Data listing
---------------

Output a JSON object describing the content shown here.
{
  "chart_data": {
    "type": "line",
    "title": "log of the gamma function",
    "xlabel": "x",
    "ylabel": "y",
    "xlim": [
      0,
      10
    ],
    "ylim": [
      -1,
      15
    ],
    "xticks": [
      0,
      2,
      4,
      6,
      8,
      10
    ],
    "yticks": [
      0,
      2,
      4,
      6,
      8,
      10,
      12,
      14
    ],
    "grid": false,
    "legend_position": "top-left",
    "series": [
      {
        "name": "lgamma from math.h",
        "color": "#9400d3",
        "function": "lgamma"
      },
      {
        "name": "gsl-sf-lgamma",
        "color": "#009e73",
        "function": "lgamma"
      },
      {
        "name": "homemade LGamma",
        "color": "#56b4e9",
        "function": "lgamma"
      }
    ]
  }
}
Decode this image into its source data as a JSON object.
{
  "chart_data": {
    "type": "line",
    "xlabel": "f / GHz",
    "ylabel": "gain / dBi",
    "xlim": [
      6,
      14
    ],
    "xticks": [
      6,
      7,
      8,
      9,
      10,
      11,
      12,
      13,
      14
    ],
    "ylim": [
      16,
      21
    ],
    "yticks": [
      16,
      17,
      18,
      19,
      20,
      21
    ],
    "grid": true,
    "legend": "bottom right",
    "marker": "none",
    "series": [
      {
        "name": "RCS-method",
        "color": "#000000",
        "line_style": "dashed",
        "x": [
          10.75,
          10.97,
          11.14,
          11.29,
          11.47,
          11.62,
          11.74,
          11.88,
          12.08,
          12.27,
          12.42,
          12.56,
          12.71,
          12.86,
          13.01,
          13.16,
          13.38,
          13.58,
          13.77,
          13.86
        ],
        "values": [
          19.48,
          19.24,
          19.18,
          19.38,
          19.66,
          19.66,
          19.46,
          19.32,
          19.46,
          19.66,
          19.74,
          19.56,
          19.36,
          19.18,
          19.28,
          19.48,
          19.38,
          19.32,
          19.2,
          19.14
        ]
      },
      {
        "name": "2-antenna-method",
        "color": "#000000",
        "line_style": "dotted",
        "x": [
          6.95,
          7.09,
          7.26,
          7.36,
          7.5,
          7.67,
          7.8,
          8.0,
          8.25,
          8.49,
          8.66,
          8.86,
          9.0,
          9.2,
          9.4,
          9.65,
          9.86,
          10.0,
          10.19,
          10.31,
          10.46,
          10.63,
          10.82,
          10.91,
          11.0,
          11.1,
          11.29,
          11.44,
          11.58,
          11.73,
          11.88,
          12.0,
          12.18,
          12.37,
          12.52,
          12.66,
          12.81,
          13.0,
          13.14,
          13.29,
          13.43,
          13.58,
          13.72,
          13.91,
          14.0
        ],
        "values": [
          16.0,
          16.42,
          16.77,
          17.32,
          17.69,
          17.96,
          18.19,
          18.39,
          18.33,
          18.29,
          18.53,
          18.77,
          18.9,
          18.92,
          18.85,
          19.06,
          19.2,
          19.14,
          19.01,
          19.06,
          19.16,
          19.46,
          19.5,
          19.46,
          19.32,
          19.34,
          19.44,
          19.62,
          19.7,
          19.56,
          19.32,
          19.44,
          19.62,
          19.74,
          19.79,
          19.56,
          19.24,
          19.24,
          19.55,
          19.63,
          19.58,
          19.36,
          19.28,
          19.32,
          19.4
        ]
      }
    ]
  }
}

---------------

# [Given task]
Identify every line above with the string "JSON" in it. Copy those lines.

# [Complete answer]
Output a JSON object describing the content shown here.
Decode this image into its source data as a JSON object.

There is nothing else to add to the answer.